EXERCISE INSTRUCTIONS: Every line that holds "Pass" should be shown.

RECORDS PROVIDED:
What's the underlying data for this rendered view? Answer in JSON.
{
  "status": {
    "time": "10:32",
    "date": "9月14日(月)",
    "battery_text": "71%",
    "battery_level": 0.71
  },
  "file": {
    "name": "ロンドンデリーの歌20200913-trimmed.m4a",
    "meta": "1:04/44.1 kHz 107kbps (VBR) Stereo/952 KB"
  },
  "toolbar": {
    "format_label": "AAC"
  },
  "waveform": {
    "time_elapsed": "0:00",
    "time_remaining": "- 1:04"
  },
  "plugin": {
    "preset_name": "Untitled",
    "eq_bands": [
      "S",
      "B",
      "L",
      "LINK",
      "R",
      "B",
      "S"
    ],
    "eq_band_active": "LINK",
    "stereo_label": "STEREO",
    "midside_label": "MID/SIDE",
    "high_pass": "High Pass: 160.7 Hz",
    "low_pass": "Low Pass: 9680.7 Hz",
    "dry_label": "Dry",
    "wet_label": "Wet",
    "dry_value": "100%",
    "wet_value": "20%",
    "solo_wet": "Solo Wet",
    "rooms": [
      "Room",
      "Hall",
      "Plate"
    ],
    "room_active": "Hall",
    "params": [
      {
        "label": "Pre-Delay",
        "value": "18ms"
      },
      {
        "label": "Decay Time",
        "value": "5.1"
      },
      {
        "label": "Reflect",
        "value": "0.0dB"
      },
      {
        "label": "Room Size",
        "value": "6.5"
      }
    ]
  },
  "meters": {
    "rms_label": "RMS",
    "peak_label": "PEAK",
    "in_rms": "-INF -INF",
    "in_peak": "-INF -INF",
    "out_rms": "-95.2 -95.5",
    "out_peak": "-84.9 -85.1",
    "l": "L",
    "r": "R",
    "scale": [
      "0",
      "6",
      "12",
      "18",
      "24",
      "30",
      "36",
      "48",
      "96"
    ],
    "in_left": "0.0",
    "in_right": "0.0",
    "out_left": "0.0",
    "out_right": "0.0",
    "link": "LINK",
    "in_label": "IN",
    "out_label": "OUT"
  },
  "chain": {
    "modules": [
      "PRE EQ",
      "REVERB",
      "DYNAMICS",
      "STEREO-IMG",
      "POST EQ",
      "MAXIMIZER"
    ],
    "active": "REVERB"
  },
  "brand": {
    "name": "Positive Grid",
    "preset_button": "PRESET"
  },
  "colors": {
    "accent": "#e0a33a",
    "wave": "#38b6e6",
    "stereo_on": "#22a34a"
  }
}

WRITTEN SOLUTION:
    "high_pass": "High Pass: 160.7 Hz",
    "low_pass": "Low Pass: 9680.7 Hz",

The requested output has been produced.